What to produce: Write out precisely the lines beginning with the line that contains "Serialize everything readable" and ending with the last line of the entries, and no other lines.

## start Exercise material

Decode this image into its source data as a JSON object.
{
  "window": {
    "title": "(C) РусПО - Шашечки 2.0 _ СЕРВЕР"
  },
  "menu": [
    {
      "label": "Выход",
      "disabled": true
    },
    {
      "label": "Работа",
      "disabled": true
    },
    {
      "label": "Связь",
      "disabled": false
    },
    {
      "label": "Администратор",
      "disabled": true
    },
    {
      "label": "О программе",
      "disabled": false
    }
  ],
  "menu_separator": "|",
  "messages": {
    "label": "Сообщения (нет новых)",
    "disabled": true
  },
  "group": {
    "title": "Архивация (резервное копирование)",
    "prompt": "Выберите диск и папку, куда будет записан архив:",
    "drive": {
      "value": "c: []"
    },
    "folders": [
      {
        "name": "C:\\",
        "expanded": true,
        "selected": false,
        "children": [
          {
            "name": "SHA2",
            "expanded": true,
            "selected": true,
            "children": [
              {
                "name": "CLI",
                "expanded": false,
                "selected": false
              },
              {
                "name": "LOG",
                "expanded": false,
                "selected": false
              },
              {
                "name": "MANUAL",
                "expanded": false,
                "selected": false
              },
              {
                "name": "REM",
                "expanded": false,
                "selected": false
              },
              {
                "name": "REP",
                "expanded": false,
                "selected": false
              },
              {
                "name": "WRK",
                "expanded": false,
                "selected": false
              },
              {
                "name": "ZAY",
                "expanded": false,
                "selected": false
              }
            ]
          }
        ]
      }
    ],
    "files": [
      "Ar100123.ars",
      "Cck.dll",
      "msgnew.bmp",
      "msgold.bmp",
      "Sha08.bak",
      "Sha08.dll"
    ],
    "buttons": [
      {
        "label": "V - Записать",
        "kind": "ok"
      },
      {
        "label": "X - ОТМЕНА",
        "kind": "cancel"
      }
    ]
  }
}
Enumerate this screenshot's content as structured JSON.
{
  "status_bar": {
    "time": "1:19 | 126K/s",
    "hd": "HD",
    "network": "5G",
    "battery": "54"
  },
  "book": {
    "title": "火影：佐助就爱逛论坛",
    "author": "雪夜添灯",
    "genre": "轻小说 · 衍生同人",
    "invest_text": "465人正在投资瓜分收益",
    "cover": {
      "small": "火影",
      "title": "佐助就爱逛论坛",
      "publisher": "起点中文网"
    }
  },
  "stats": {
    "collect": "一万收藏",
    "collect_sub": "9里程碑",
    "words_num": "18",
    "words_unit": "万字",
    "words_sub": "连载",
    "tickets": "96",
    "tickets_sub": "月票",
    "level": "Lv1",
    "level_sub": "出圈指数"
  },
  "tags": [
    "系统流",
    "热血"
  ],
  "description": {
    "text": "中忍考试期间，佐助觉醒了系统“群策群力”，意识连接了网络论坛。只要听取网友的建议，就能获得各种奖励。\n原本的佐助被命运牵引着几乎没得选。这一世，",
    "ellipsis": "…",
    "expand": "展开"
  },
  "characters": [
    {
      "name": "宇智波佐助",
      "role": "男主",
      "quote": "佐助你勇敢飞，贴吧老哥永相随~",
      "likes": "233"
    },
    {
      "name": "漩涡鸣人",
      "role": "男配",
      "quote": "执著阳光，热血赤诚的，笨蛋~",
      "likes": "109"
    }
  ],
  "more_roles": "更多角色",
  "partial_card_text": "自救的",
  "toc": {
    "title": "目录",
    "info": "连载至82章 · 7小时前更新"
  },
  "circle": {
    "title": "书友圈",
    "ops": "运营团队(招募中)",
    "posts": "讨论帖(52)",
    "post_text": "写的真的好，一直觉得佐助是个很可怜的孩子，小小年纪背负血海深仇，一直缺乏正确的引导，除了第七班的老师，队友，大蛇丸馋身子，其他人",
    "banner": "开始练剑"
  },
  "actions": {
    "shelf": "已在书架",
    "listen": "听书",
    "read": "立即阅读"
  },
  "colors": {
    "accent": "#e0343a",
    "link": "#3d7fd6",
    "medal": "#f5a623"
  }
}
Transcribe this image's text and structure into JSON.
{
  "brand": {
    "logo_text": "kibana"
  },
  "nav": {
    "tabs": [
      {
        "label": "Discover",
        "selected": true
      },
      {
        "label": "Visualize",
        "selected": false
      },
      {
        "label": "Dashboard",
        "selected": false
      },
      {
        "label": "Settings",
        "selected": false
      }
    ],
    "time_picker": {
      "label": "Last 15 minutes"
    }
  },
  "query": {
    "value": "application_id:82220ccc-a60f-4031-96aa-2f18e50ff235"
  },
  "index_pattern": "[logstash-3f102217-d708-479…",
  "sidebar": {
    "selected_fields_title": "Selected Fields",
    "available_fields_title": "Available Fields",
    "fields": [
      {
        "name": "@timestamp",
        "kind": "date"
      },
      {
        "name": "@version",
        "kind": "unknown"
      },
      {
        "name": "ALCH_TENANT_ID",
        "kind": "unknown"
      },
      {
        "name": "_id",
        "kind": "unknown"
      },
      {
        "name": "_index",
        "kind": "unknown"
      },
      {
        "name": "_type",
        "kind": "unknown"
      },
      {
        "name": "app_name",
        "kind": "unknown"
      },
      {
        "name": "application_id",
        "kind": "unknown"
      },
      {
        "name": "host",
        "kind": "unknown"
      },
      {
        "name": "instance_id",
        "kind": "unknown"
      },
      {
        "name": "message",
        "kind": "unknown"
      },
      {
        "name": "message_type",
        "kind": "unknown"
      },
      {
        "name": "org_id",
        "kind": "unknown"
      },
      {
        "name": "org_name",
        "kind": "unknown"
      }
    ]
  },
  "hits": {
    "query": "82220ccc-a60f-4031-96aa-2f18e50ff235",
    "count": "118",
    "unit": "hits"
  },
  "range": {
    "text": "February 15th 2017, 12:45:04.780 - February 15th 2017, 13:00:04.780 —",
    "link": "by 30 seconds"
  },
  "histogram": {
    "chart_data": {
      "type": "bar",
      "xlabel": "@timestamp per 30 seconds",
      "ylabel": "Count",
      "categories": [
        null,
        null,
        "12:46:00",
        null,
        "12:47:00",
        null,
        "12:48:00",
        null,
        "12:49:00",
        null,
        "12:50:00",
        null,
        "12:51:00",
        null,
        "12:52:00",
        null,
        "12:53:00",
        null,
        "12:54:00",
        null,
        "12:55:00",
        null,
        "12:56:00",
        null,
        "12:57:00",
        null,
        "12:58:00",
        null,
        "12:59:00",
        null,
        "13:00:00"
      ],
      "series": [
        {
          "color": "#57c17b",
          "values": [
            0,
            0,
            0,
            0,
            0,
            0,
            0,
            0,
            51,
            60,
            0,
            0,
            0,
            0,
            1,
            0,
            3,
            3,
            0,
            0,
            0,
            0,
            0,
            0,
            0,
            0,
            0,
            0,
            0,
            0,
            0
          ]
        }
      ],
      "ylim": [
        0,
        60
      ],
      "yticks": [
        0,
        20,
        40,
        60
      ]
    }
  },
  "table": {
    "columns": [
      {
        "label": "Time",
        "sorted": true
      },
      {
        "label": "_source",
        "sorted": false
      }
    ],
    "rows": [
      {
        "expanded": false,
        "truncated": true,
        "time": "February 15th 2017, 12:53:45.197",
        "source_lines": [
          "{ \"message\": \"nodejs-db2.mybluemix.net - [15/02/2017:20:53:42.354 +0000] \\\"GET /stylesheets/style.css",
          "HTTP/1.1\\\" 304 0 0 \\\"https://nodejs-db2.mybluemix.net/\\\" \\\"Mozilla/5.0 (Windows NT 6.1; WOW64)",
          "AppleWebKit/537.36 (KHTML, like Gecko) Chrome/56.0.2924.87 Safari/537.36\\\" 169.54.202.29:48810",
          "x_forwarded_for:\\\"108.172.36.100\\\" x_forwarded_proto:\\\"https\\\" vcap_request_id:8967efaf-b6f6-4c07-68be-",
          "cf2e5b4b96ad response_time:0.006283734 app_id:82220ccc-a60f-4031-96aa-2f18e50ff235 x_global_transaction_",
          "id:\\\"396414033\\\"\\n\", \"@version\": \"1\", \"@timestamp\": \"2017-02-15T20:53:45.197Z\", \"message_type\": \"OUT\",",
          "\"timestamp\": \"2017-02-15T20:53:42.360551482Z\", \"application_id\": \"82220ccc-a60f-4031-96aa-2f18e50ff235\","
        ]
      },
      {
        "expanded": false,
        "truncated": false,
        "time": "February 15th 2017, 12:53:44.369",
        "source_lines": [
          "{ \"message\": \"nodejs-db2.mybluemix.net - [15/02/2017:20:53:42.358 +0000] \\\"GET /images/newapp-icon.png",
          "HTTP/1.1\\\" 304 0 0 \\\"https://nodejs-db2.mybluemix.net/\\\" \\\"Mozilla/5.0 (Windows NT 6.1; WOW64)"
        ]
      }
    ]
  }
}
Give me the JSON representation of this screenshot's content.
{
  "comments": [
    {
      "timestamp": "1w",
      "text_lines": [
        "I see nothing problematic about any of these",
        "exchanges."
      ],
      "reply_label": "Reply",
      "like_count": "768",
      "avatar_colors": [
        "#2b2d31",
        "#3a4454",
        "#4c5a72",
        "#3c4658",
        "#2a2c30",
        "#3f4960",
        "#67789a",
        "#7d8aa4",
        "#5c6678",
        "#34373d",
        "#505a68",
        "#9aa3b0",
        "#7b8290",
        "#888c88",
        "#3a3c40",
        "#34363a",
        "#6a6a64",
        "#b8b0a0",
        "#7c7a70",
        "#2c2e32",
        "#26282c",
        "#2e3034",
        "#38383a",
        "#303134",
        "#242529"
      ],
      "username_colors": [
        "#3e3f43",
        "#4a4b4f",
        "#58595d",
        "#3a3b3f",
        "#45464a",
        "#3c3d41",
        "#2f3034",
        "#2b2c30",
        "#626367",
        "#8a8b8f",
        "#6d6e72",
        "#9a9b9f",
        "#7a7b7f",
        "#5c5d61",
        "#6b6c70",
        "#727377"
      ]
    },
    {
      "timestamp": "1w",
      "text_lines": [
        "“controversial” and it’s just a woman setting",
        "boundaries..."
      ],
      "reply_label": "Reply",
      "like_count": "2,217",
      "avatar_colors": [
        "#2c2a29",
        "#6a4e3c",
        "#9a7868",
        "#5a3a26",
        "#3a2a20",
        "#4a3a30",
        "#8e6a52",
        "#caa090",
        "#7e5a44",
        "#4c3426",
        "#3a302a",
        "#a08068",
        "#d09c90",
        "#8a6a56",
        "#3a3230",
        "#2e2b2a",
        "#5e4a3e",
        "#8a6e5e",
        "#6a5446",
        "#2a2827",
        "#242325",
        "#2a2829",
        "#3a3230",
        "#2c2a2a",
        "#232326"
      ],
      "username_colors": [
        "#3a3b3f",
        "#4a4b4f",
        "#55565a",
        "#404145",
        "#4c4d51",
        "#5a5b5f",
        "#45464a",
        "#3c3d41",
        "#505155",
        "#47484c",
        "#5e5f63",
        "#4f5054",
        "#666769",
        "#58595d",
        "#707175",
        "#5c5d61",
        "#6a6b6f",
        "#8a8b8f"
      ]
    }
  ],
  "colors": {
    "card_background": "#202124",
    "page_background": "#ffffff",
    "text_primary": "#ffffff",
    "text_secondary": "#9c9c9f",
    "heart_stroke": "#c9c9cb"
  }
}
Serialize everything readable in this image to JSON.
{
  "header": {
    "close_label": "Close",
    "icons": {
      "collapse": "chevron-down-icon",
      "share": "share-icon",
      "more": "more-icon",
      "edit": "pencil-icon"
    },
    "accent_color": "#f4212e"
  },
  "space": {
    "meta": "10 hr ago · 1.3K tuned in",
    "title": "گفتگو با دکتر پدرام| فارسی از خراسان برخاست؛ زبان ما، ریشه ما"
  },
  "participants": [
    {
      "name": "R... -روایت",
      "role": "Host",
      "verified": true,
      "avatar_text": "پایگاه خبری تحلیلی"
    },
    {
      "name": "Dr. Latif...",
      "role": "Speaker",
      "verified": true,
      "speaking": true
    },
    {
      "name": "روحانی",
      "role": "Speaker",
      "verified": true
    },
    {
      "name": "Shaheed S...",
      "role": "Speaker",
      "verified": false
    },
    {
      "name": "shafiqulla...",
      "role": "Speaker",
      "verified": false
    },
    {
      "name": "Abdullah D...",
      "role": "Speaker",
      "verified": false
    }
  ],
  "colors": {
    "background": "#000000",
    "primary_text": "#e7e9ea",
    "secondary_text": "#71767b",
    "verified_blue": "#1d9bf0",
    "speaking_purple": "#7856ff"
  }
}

## end Exercise material

The answer:
Serialize everything readable in this image to JSON.
{
  "header": {
    "close_label": "Close",
    "icons": {
      "collapse": "chevron-down-icon",
      "share": "share-icon",
      "more": "more-icon",
      "edit": "pencil-icon"
    },
    "accent_color": "#f4212e"
  },
  "space": {
    "meta": "10 hr ago · 1.3K tuned in",
    "title": "گفتگو با دکتر پدرام| فارسی از خراسان برخاست؛ زبان ما، ریشه ما"
  },
  "participants": [
    {
      "name": "R... -روایت",
      "role": "Host",
      "verified": true,
      "avatar_text": "پایگاه خبری تحلیلی"
    },
    {
      "name": "Dr. Latif...",
      "role": "Speaker",
      "verified": true,
      "speaking": true
    },
    {
      "name": "روحانی",
      "role": "Speaker",
      "verified": true
    },
    {
      "name": "Shaheed S...",
      "role": "Speaker",
      "verified": false
    },
    {
      "name": "shafiqulla...",
      "role": "Speaker",
      "verified": false
    },
    {
      "name": "Abdullah D...",
      "role": "Speaker",
      "verified": false
    }
  ],
  "colors": {
    "background": "#000000",
    "primary_text": "#e7e9ea",
    "secondary_text": "#71767b",
    "verified_blue": "#1d9bf0",
    "speaking_purple": "#7856ff"
  }
}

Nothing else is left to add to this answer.